__What needs to be done__:
Copy out each line containing "DALLE" from the entries below.

Records from a dataset
------------------------------------------------

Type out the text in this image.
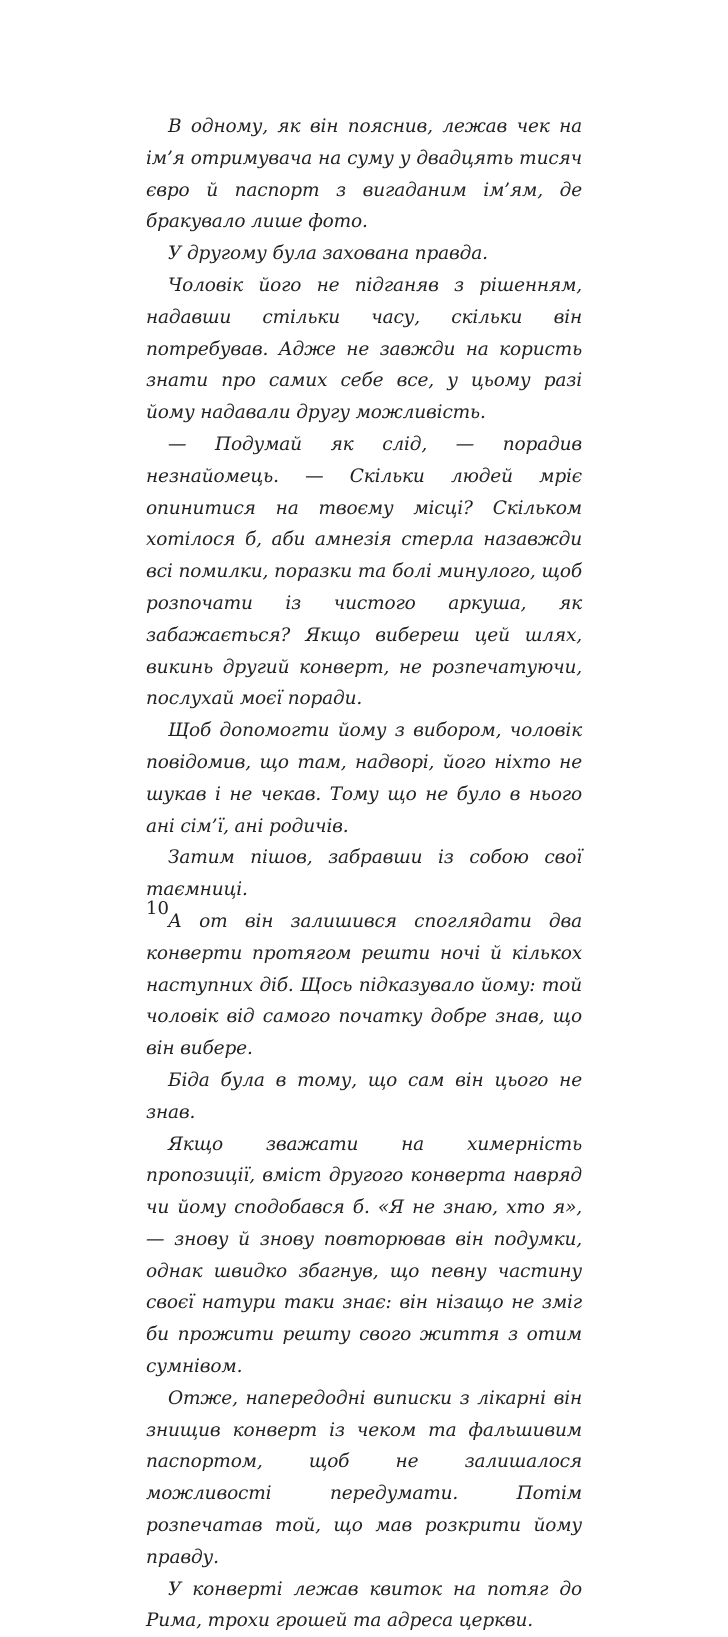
В одному, як він пояснив, лежав чек на ім’я отримувача на суму у двадцять тисяч євро й паспорт з вигаданим ім’ям, де бракувало лише фото.

У другому була захована правда.

Чоловік його не підганяв з рішенням, надавши стільки часу, скільки він потребував. Адже не завжди на користь знати про самих себе все, у цьому разі йому надавали другу можливість.

— Подумай як слід, — порадив незнайомець. — Скільки людей мріє опинитися на твоєму місці? Скільком хотілося б, аби амнезія стерла назавжди всі помилки, поразки та болі минулого, щоб розпочати із чистого аркуша, як забажається? Якщо виберeш цей шлях, викинь другий конверт, не розпечатуючи, послухай моєї поради.

Щоб допомогти йому з вибором, чоловік повідомив, що там, надворі, його ніхто не шукав і не чекав. Тому що не було в нього ані сім’ї, ані родичів.

Затим пішов, забравши із собою свої таємниці.

А от він залишився споглядати два конверти протягом решти ночі й кількох наступних діб. Щось підказувало йому: той чоловік від самого початку добре знав, що він вибере.

Біда була в тому, що сам він цього не знав.

Якщо зважати на химерність пропозиції, вміст другого конверта навряд чи йому сподобався б. «Я не знаю, хто я», — знову й знову повторював він подумки, однак швидко збагнув, що певну частину своєї натури таки знає: він нізащо не зміг би прожити решту свого життя з отим сумнівом.

Отже, напередодні виписки з лікарні він знищив конверт із чеком та фальшивим паспортом, щоб не залишалося можливості передумати. Потім розпечатав той, що мав розкрити йому правду.

У конверті лежав квиток на потяг до Рима, трохи грошей та адреса церкви.

10
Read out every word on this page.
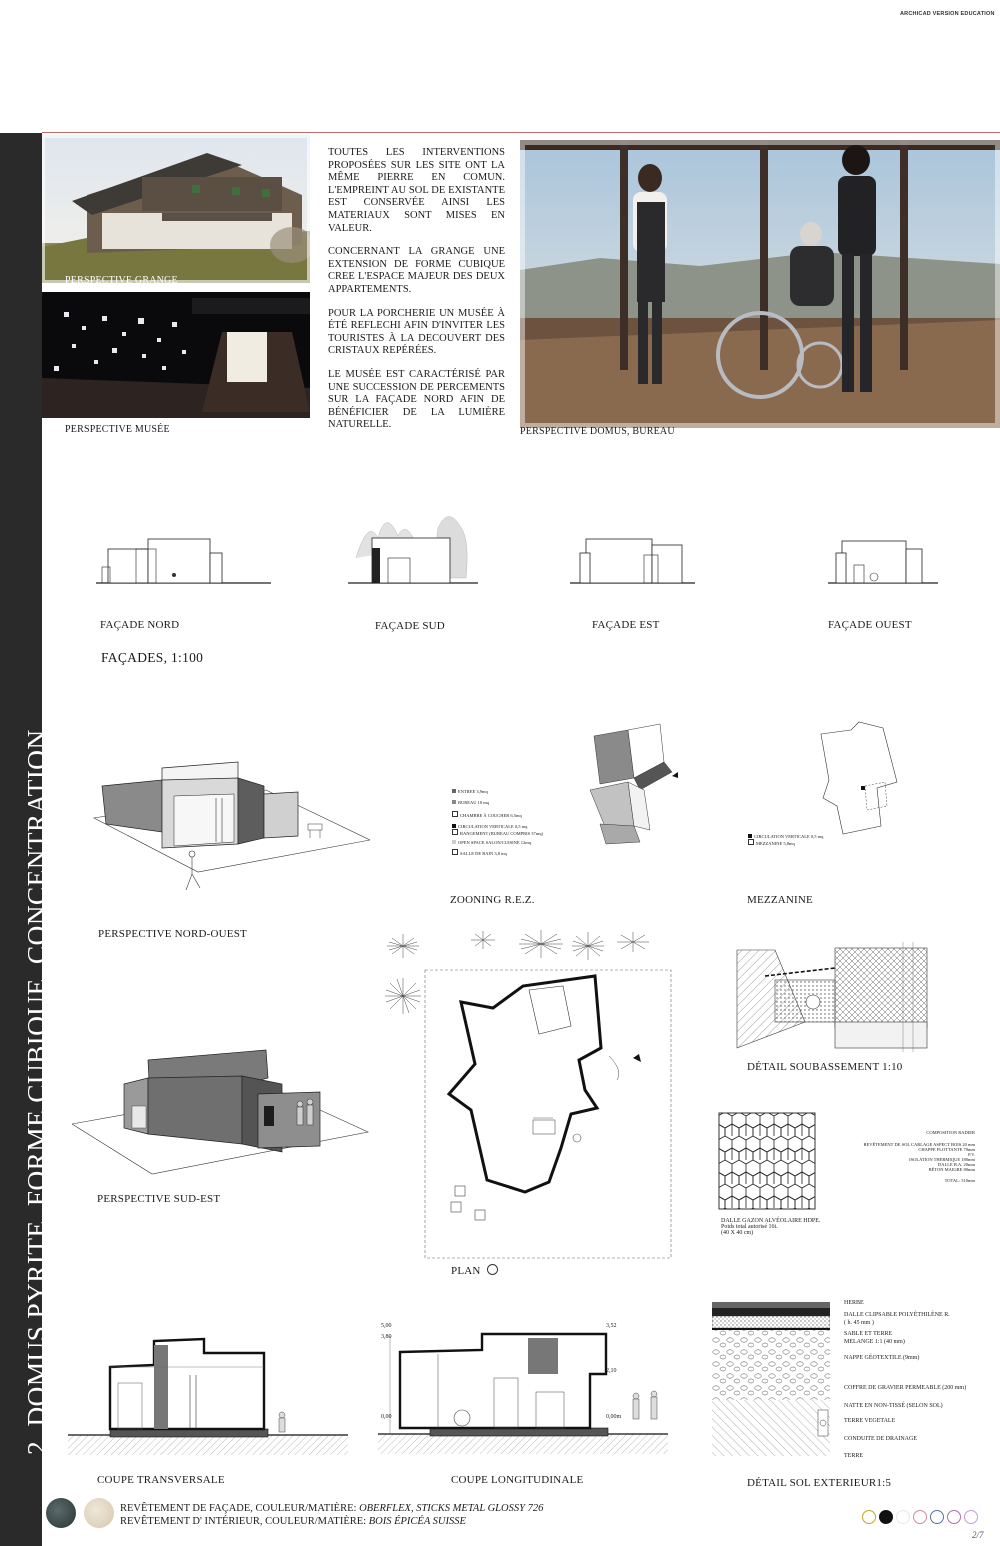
ARCHICAD VERSION EDUCATION
2. DOMUS PYRITE, FORME CUBIQUE. CONCENTRATION
PERSPECTIVE GRANGE
PERSPECTIVE MUSÉE

TOUTES LES INTERVENTIONS PROPOSÉES SUR LES SITE ONT LA MÊME PIERRE EN COMUN. L'EMPREINT AU SOL DE EXISTANTE EST CONSERVÉE AINSI LES MATERIAUX SONT MISES EN VALEUR.

CONCERNANT LA GRANGE UNE EXTENSION DE FORME CUBIQUE CREE L'ESPACE MAJEUR DES DEUX APPARTEMENTS.

POUR LA PORCHERIE UN MUSÉE À ÉTÉ REFLECHI AFIN D'INVITER LES TOURISTES À LA DECOUVERT DES CRISTAUX REPÉRÉES.

LE MUSÉE EST CARACTÉRISÉ PAR UNE SUCCESSION DE PERCEMENTS SUR LA FAÇADE NORD AFIN DE BÉNÉFICIER DE LA LUMIÈRE NATURELLE.

PERSPECTIVE DOMUS, BUREAU
FAÇADE NORD	FAÇADE SUD	FAÇADE EST	FAÇADE OUEST
FAÇADES, 1:100
PERSPECTIVE NORD-OUEST
PERSPECTIVE SUD-EST
ENTREE 3,9mq
BUREAU 10 mq
CHAMBRE À COUCHER 6,5mq
CIRCULATION VERTICALE 0,5 mq
RANGEMENT (BUREAU COMPRIS 37mq)
OPEN SPACE SALON/CUISINE 12mq
SALLE DE BAIN 3,8 mq
CIRCULATION VERTICALE 0,5 mq
MEZZANINE 5,8mq
ZOONING R.E.Z.	MEZZANINE
PLAN
DÉTAIL SOUBASSEMENT 1:10
COMPOSITION RADIER
REVÊTEMENT DE SOL CARLAGE ASPECT BOIS 20 mm
CHAPPE FLOTTANTE 70mm
P.V.
ISOLATION THERMIQUE 180mm
DALLE B.A. 20mm
BÉTON MAIGRE 80mm
TOTAL: 510mm
DALLE GAZON ALVÉOLAIRE HDPE.
Poids total autorisé 16t.
(40 X 40 cm)
COUPE TRANSVERSALE
5,00
3,80
3,52
2,10
0,00	0,00m
COUPE LONGITUDINALE
HERBE
DALLE CLIPSABLE POLYÉTHILÈNE R.
( h. 45 mm )
SABLE ET TERRE
MELANGE 1:1 (40 mm)
NAPPE GÉOTEXTILE (9mm)
COFFRE DE GRAVIER PERMEABLE (200 mm)
NATTE EN NON-TISSÉ (SELON SOL)
TERRE VEGETALE
CONDUITE DE DRAINAGE
TERRE
DÉTAIL SOL EXTERIEUR1:5
REVÊTEMENT DE FAÇADE, COULEUR/MATIÈRE: OBERFLEX, STICKS METAL GLOSSY 726
REVÊTEMENT D' INTÉRIEUR, COULEUR/MATIÈRE: BOIS ÉPICÉA SUISSE
2/7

------------------------------------------------

__Worked answer__:
DALLE B.A. 20mm
DALLE GAZON ALVÉOLAIRE HDPE.
DALLE CLIPSABLE POLYÉTHILÈNE R.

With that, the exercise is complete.